• **Text excerpt**:
────────────────
Im going to start ghost hunting maybe see more deer. That's the way it is if I go squirrel hunting. Wonder how long it will be before somebody comes up with the idea for ghost hunting tags. Wonder how much the they will charge for them.....


----------



## SOSMAN

I see what looks like a does head showing up just above the bucks butt. Looks to me like the SD card may have been used over and over until its showing bad images, or not who knows could be one of those freaky, unexplainable      THINGS...     either way freaky enough for me I don't want to see anything like that on my camera...


----------



## Miguel Cervantes

Streetsweeper said:


> My buddy is a preacher he said he would come exercise that deer for you.


 
And people wonder why preachers get a bad rap. When he's done exercising it, he may want to exorcise it...


----------



## Roberson

She can have the deer!


----------



## kg4ghn

Don't believe everything you see...

iPhone app:


----------



## jmar28

kg4ghn said:


> Don't believe everything you see...
> 
> iPhone app:



awesome find, thats the same girl, good job dude


----------



## dawg2

kg4ghn said:


> Don't believe everything you see...
> 
> iPhone app:



Pretty funny


----------



## big buck blaster

It's a PETA trick........


----------



## Roberson

Well i'll be dern!


----------



## Handgunner

vol man said:


> she would have been a good one in a couple of years





georgiaboy027 said:


> That's wrong



  But about the funniest thing I've seen in a while!


----------



## Mario7979

What you can do is check out the pictures before this pic and the pictures after this pic check for the date and time....thast should tell you if it was inserted and photo shopped....
────────────────
• **Data entries**:
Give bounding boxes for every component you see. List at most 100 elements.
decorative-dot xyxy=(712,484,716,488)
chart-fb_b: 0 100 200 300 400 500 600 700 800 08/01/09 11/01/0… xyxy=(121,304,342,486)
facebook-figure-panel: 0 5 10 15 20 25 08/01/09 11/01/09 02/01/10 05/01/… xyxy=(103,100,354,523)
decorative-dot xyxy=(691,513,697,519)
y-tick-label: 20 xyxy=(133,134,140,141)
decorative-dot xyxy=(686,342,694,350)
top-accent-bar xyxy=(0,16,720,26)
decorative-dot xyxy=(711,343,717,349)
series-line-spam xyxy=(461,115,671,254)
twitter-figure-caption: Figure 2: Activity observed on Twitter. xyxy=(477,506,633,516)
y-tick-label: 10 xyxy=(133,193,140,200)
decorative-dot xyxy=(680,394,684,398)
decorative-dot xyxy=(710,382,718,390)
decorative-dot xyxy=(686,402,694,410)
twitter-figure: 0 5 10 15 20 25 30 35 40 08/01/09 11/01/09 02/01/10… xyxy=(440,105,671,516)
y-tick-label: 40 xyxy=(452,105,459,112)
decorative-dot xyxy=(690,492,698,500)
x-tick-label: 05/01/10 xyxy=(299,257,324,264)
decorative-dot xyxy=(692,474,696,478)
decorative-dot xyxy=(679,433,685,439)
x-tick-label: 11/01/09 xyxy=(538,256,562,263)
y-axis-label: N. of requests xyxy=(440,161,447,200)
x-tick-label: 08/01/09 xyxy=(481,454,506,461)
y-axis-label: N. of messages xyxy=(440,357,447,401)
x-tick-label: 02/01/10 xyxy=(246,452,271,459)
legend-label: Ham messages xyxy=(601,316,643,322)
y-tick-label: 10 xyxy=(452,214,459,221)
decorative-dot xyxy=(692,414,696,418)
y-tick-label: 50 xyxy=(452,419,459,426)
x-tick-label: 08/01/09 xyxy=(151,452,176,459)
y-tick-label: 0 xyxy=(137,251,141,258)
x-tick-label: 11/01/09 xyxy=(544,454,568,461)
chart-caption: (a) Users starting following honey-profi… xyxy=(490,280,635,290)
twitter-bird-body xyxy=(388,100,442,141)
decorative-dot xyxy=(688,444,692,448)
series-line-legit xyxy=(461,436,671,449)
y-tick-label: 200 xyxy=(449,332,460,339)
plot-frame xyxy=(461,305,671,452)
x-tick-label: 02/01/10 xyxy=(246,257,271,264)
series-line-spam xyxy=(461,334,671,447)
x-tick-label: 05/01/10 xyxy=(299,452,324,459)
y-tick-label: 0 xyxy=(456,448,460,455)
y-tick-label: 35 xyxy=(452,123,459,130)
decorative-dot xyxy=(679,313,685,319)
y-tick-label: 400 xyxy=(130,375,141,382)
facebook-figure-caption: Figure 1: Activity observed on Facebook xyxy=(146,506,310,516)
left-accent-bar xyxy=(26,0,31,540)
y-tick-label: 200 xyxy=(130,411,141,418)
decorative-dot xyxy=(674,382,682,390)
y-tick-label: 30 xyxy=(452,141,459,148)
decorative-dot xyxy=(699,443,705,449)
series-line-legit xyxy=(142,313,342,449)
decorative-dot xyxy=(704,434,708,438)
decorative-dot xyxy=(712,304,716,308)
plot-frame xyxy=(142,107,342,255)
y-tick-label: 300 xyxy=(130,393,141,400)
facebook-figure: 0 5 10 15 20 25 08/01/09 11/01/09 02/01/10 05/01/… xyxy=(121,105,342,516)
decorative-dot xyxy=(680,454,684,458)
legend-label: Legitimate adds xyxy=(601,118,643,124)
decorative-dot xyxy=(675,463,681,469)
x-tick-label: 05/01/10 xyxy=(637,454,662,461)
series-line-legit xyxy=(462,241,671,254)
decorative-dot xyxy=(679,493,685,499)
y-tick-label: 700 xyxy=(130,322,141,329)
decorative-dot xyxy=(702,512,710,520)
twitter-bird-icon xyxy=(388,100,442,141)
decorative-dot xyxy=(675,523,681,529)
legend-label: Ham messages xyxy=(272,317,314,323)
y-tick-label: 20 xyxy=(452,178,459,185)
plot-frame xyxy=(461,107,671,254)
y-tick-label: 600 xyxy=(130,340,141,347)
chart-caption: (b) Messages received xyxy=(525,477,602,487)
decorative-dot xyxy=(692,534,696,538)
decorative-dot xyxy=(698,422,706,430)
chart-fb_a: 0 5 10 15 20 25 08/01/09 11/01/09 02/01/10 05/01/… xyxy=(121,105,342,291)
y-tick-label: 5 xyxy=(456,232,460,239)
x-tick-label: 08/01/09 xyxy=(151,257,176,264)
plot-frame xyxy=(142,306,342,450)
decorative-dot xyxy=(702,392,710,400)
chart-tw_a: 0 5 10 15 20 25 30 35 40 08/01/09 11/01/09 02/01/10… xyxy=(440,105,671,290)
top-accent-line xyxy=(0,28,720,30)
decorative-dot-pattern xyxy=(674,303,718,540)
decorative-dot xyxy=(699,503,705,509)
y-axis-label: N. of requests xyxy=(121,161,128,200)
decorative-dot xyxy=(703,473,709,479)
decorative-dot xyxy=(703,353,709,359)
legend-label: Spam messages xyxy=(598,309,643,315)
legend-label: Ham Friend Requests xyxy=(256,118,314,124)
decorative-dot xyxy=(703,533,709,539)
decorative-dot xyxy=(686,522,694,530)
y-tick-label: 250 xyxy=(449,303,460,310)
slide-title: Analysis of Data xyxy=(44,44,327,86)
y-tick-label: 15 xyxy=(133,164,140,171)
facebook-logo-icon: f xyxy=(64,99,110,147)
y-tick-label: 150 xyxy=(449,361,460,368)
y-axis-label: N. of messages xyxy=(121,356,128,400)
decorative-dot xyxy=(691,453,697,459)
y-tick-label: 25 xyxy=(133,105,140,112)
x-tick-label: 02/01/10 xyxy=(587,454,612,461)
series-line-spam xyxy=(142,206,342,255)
────────────────
• **Short task**: Copy the forum thread word for word between "I see what looks" and "on my camera...", inclusive. The material that comes after the forum thread stands apart from it.

• **Complete output**:
I see what looks like a does head showing up just above the bucks butt. Looks to me like the SD card may have been used over and over until its showing bad images, or not who knows could be one of those freaky, unexplainable      THINGS...     either way freaky enough for me I don't want to see anything like that on my camera...